-- Begin --

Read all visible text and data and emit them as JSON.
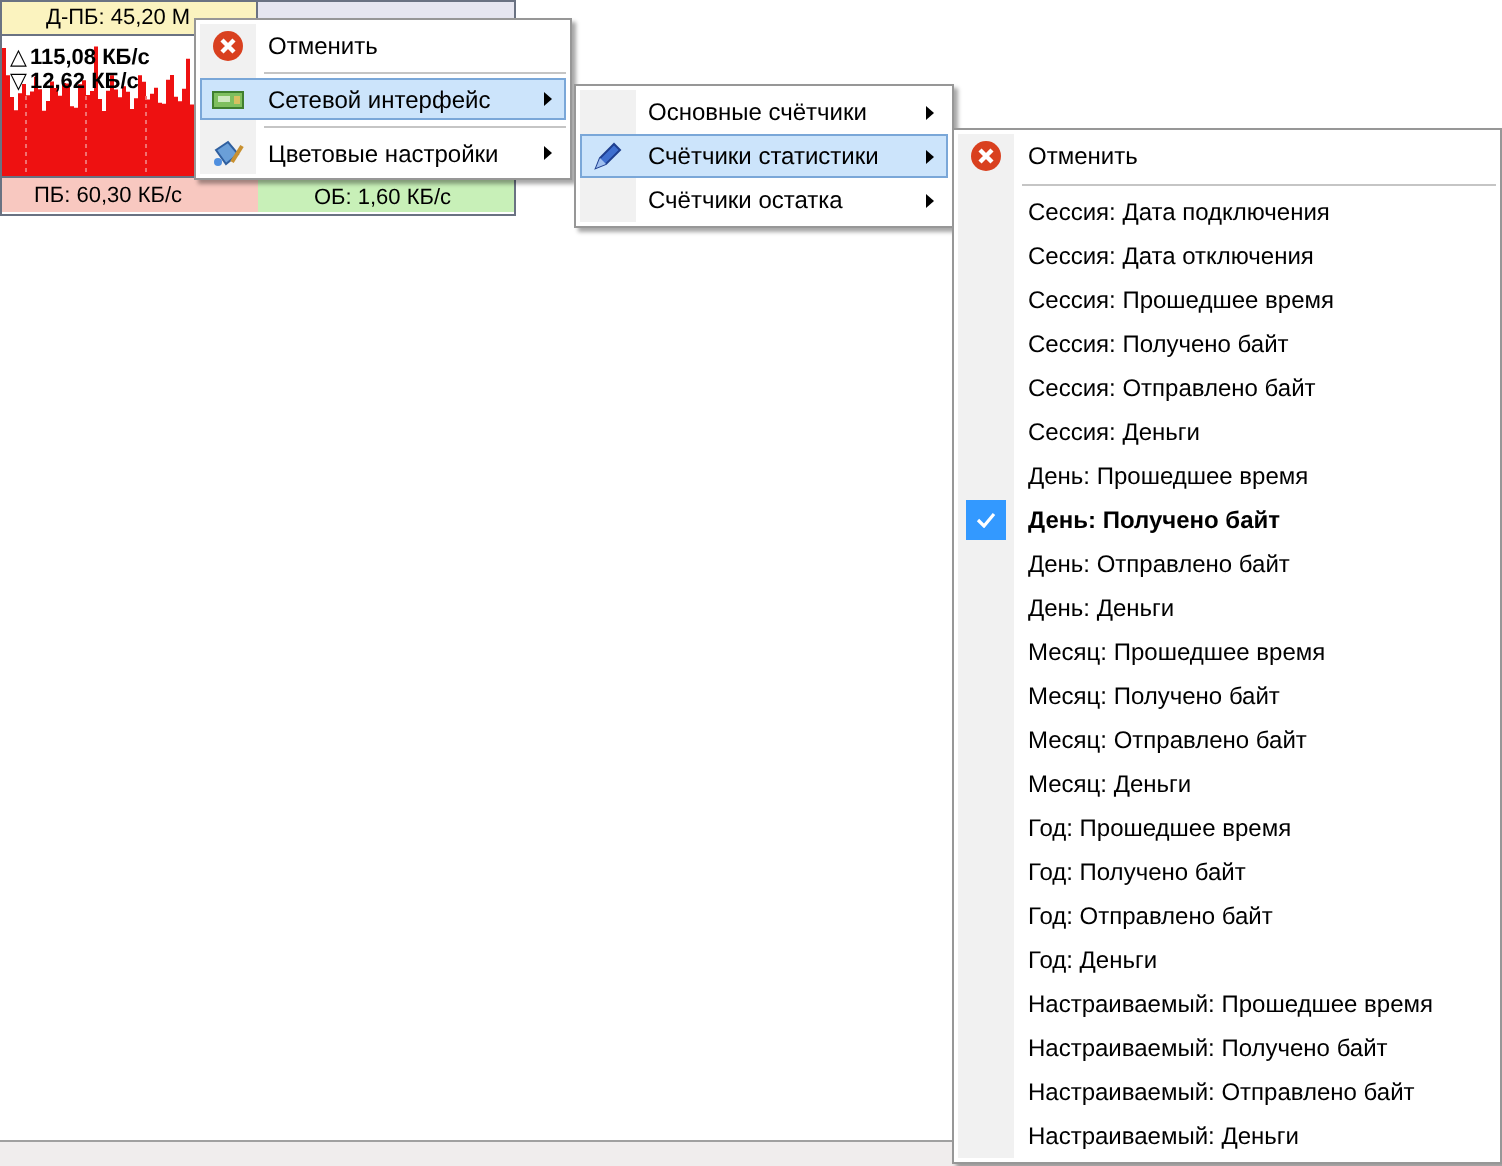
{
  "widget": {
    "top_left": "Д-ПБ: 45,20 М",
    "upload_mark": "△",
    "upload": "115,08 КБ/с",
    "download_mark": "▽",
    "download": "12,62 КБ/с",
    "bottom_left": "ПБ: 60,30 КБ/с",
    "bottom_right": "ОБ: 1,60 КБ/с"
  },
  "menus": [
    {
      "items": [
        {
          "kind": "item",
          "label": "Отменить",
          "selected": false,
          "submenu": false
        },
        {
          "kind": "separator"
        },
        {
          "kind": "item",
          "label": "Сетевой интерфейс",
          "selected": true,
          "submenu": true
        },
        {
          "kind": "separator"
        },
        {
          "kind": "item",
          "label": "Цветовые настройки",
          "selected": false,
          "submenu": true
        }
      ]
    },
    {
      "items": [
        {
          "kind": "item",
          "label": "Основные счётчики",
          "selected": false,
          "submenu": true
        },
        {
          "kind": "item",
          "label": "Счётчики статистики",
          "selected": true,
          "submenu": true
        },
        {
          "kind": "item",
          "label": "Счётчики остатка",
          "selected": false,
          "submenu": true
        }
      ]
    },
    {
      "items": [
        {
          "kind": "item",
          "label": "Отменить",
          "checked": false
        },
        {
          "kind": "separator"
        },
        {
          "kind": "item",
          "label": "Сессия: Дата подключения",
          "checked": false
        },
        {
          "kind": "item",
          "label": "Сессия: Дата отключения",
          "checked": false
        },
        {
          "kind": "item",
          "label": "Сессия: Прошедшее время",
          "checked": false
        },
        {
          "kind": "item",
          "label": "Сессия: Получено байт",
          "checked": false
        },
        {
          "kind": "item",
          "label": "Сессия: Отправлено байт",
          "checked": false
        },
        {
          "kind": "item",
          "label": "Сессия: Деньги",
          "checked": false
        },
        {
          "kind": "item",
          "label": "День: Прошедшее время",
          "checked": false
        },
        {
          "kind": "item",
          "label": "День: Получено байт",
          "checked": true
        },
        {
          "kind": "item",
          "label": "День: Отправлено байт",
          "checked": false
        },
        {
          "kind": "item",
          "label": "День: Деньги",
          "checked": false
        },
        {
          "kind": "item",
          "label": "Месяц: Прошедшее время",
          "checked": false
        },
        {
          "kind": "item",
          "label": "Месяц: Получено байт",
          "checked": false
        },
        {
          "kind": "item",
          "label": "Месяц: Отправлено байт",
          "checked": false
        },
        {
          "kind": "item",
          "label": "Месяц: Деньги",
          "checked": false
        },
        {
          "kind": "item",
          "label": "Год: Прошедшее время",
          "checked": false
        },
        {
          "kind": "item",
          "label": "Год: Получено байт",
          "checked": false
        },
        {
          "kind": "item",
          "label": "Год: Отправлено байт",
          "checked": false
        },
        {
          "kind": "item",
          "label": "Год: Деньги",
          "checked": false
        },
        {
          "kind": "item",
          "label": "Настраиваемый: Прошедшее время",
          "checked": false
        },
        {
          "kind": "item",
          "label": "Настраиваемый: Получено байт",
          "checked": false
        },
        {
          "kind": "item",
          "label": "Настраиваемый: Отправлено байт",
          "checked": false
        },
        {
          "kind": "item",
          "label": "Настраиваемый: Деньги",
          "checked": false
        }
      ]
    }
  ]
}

-- End --
-- Begin --

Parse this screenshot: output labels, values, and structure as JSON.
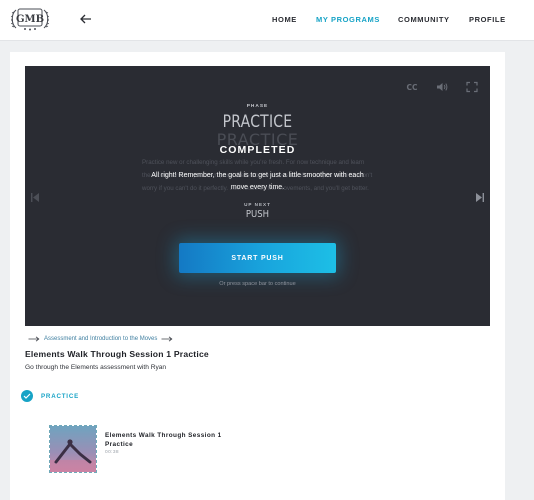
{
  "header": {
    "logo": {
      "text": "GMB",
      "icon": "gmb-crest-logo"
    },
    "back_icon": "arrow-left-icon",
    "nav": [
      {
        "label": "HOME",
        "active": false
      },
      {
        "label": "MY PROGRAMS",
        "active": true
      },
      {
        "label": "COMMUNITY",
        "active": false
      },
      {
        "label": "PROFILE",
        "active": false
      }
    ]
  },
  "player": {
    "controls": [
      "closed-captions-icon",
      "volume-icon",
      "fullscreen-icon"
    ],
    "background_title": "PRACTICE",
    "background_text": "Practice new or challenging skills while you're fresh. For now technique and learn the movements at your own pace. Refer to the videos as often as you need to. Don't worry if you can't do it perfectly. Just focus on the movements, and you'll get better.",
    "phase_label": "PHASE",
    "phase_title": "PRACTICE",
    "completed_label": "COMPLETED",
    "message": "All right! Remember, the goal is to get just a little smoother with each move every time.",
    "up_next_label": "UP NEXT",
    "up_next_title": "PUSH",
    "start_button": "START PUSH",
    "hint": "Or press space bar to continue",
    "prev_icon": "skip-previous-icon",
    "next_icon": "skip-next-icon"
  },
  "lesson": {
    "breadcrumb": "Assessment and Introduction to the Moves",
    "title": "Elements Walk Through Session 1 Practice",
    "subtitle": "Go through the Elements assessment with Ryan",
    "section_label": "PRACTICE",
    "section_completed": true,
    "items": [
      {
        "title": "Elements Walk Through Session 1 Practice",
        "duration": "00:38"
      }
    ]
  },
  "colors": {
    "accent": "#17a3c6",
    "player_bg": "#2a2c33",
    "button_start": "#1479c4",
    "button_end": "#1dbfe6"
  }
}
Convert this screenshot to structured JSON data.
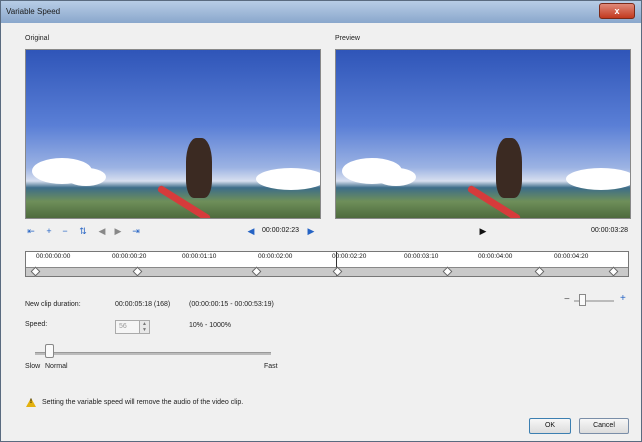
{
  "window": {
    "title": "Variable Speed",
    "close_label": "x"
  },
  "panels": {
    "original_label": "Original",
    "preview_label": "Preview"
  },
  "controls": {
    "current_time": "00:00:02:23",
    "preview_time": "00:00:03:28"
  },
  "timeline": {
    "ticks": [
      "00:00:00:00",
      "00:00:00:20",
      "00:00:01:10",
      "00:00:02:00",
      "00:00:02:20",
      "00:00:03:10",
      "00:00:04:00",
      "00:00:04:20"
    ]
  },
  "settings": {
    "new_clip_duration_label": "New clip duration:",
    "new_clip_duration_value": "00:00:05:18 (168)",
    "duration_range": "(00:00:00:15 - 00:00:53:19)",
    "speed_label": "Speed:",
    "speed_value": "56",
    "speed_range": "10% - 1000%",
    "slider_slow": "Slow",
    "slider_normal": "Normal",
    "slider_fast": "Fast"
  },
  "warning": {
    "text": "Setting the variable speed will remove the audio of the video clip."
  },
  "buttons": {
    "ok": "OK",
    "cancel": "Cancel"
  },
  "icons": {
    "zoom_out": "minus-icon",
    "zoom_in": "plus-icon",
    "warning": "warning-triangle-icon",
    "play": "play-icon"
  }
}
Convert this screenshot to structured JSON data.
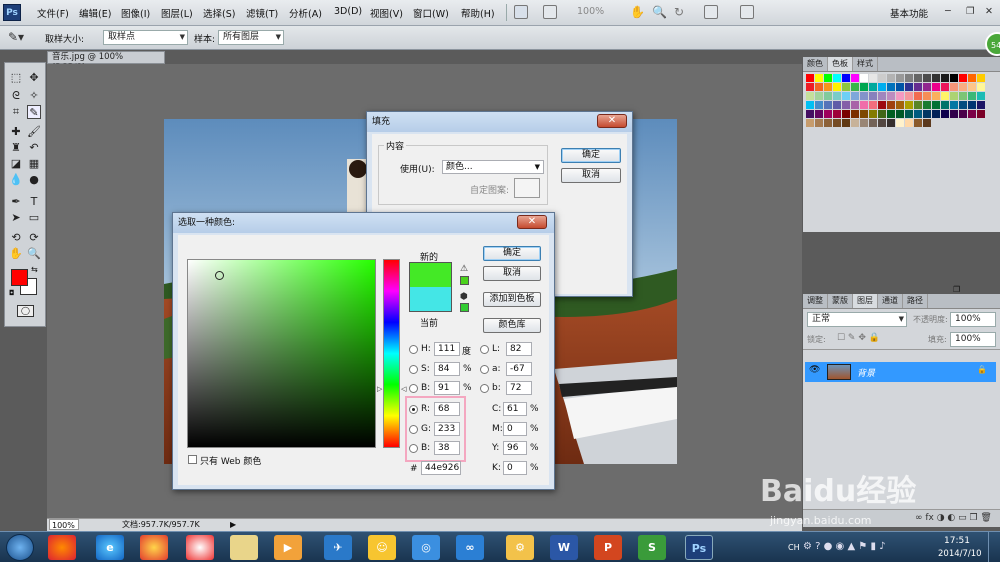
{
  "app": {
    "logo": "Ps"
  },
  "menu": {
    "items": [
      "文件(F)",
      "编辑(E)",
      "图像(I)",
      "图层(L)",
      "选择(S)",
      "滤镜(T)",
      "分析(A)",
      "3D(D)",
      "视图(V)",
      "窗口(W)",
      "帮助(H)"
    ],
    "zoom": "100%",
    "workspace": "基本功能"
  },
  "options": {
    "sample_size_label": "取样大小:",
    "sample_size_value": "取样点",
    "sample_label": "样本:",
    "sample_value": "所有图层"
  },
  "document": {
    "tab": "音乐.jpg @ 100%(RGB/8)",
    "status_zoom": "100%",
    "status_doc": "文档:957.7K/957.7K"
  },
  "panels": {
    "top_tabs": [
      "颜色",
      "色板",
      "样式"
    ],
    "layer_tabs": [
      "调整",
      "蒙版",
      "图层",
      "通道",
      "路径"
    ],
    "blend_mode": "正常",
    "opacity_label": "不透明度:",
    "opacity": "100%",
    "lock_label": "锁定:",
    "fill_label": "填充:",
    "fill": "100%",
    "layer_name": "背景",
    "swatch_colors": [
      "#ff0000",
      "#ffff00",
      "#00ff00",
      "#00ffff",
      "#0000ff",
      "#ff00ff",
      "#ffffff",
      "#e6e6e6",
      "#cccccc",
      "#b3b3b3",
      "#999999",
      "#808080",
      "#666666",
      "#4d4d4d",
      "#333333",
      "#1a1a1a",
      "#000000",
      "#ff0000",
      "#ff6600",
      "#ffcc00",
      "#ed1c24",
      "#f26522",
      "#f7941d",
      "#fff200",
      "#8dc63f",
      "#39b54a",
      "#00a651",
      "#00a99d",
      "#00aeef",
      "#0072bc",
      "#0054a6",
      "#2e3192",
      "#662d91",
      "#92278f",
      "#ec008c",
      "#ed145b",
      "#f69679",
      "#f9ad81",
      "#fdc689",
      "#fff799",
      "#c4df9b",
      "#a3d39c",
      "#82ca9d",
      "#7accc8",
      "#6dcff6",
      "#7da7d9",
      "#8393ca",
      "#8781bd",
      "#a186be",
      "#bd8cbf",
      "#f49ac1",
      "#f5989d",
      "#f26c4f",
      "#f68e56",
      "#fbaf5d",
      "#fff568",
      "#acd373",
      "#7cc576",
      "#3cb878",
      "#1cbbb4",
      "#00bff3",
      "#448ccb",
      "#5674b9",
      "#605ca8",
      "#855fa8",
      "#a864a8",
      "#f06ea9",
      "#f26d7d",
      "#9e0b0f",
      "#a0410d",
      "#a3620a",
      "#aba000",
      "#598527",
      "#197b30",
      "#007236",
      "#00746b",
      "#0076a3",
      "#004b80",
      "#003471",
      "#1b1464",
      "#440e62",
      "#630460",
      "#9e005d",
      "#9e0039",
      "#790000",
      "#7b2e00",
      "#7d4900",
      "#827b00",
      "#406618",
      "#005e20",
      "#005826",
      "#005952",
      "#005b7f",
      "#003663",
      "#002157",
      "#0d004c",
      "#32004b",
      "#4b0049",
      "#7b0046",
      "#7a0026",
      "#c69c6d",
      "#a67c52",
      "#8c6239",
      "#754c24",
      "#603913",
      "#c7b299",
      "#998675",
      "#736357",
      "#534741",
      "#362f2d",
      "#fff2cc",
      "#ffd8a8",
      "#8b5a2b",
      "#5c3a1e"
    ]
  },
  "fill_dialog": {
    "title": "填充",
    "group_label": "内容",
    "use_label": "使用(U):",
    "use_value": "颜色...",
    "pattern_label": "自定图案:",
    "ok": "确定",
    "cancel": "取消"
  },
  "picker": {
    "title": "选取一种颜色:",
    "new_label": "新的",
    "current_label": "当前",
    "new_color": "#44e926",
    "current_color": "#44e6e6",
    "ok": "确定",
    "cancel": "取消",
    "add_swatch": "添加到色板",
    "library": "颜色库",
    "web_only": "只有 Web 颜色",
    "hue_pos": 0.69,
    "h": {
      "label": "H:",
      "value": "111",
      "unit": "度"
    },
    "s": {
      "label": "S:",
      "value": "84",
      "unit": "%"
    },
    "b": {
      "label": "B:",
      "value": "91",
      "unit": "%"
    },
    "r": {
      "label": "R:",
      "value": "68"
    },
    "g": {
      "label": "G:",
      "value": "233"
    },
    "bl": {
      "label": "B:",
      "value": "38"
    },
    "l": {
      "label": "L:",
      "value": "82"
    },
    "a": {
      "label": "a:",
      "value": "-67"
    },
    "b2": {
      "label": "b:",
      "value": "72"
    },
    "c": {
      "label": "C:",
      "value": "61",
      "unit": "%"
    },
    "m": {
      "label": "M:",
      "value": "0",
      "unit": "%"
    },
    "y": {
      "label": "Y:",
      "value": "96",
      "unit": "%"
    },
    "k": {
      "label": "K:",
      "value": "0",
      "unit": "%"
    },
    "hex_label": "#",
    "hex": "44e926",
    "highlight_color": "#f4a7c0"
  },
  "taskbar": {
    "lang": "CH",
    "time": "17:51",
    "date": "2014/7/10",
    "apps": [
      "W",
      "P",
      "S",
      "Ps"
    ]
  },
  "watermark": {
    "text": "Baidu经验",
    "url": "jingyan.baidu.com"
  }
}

-- End --
-- Begin --

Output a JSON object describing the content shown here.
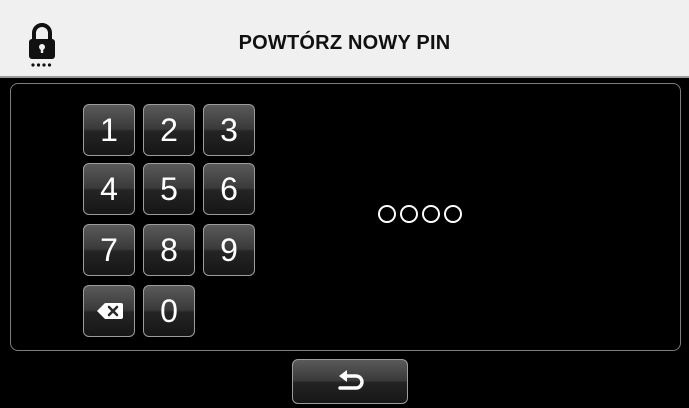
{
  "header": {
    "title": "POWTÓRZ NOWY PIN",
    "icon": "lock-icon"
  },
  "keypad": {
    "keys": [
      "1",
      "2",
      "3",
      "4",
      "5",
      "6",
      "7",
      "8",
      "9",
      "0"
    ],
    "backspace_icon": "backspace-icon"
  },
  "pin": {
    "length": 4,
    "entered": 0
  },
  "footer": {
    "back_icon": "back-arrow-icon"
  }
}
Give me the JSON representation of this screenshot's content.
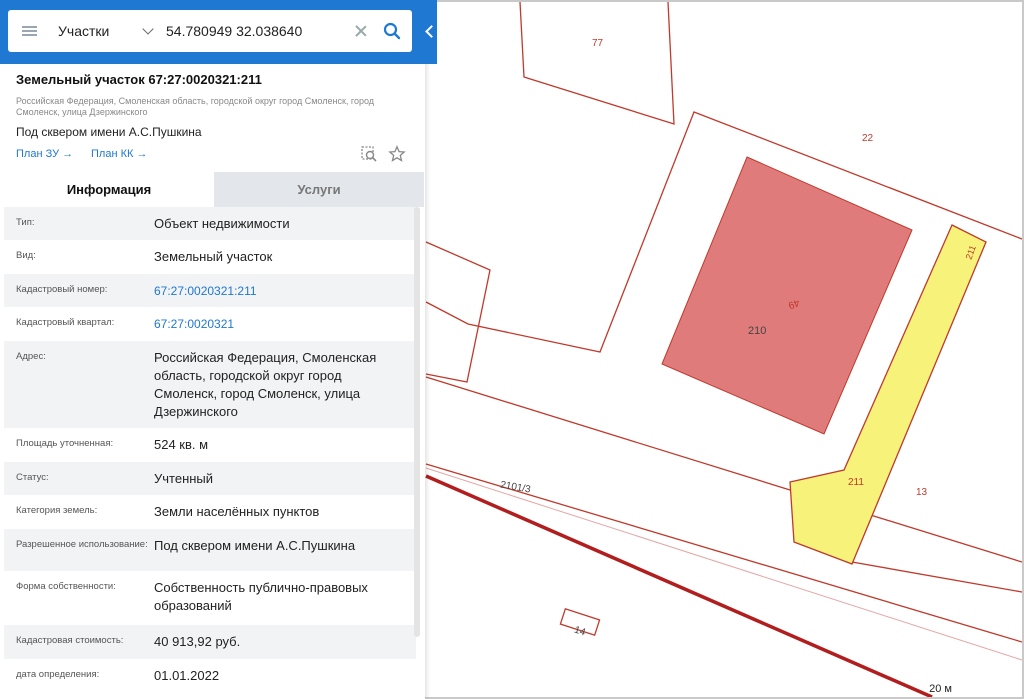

-- End --

**Problem requirements**:
Only the lines from the one bearing "Output a JSON" to the one bearing "Give me the", both included, should be restated word for word, with pictures left out.

**Full answer**:
Output a JSON object describing the content shown here.
{
  "header": {
    "title": "POWTÓRZ NOWY PIN",
    "icon": "lock-icon"
  },
  "keypad": {
    "keys": [
      "1",
      "2",
      "3",
      "4",
      "5",
      "6",
      "7",
      "8",
      "9",
      "0"
    ],
    "backspace_icon": "backspace-icon"
  },
  "pin": {
    "length": 4,
    "entered": 0
  },
  "footer": {
    "back_icon": "back-arrow-icon"
  }
}
Give me the JSON representation of this screenshot's content.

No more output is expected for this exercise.